* _EXERCISE DESCRIPTION_
For each line below that includes the word "Month", make a copy.

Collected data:
****************************************

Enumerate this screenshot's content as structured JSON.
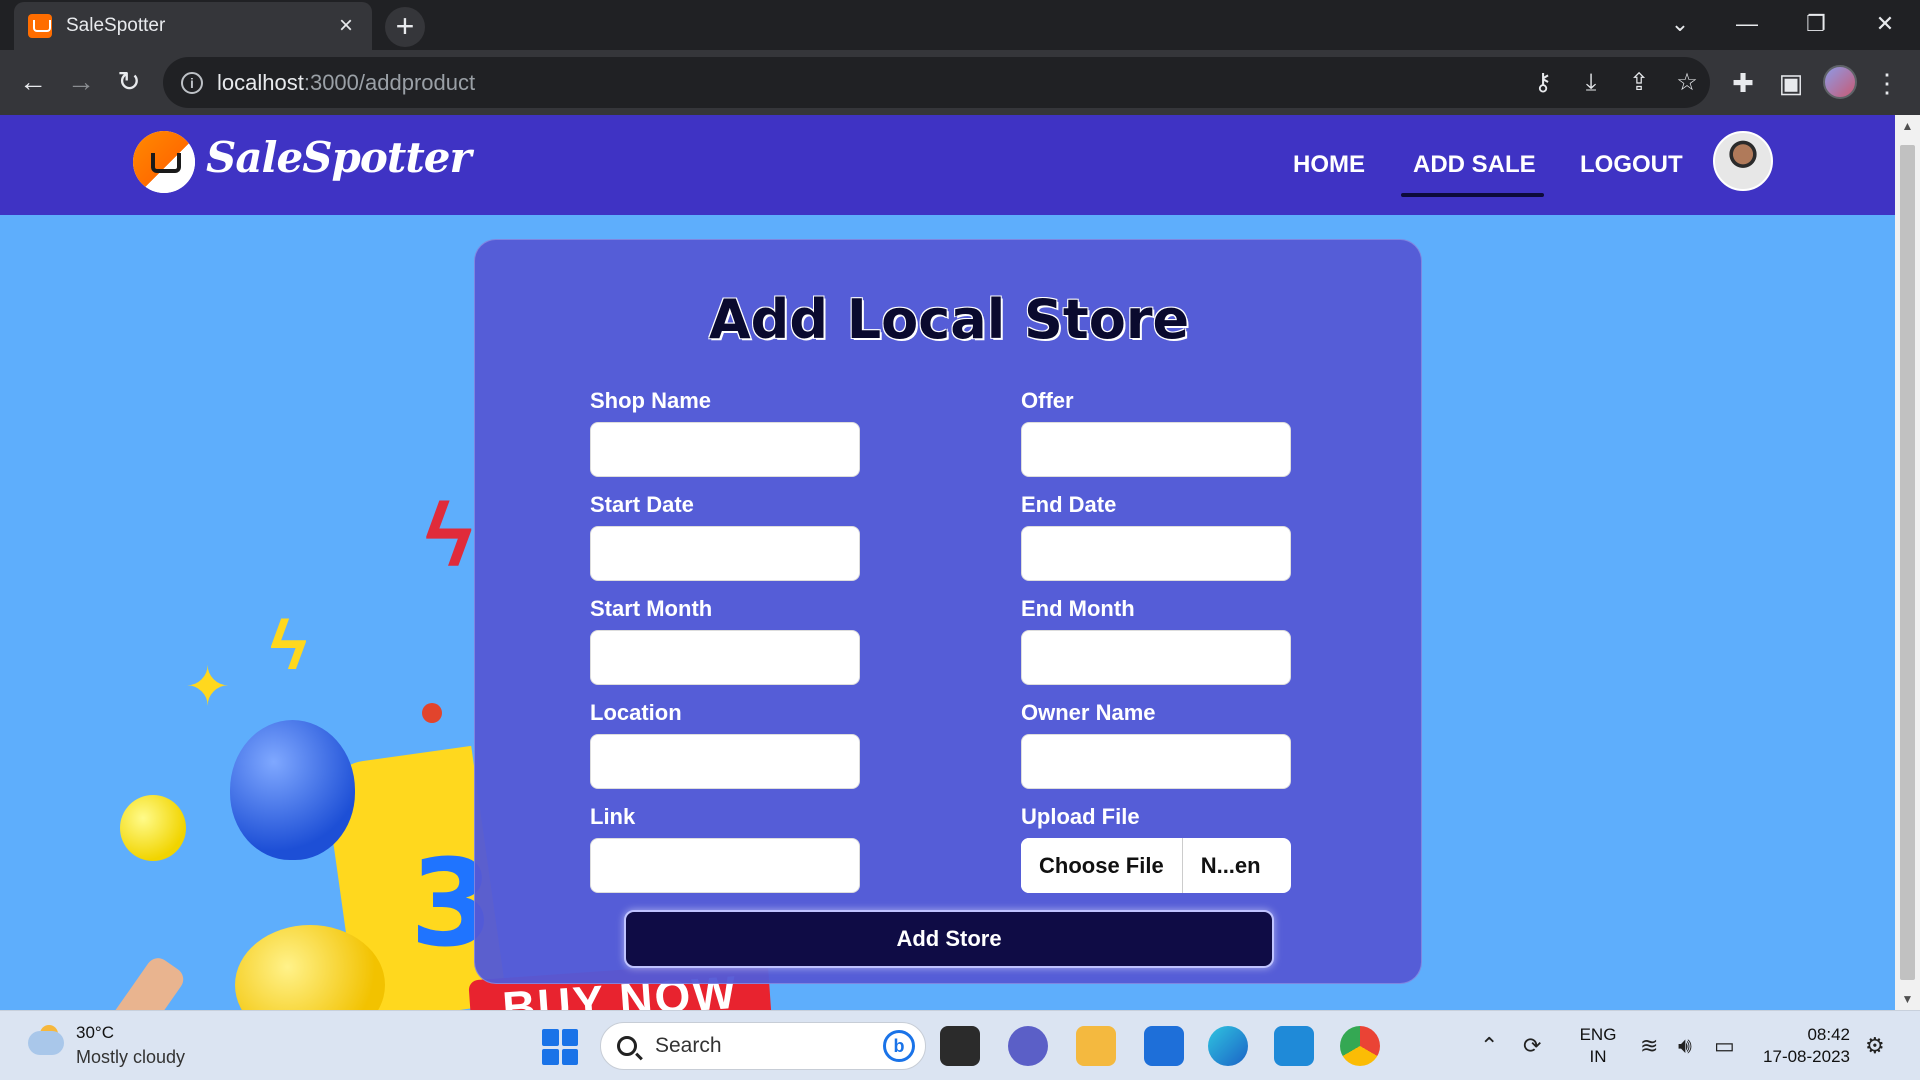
{
  "browser": {
    "tab_title": "SaleSpotter",
    "tab_close": "×",
    "new_tab": "+",
    "url_host": "localhost",
    "url_path": ":3000/addproduct"
  },
  "site": {
    "brand": "SaleSpotter",
    "nav": [
      {
        "label": "HOME",
        "active": false
      },
      {
        "label": "ADD SALE",
        "active": true
      },
      {
        "label": "LOGOUT",
        "active": false
      }
    ]
  },
  "form": {
    "title": "Add Local Store",
    "fields": {
      "shop_name": "Shop Name",
      "offer": "Offer",
      "start_date": "Start Date",
      "end_date": "End Date",
      "start_month": "Start Month",
      "end_month": "End Month",
      "location": "Location",
      "owner_name": "Owner Name",
      "link": "Link",
      "upload_file": "Upload File"
    },
    "choose_file": "Choose File",
    "file_name": "N...en",
    "submit": "Add Store"
  },
  "background": {
    "promo_text": "BUY NOW",
    "digit": "3"
  },
  "taskbar": {
    "temperature": "30°C",
    "weather": "Mostly cloudy",
    "search_placeholder": "Search",
    "lang_1": "ENG",
    "lang_2": "IN",
    "time": "08:42",
    "date": "17-08-2023"
  },
  "colors": {
    "navbar": "#3f33c4",
    "page_bg": "#5eaefc",
    "card": "#545ad5",
    "submit": "#0f0c45"
  }
}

****************************************

* _EXPECTED ANSWER_
      "start_month": "Start Month",
      "end_month": "End Month",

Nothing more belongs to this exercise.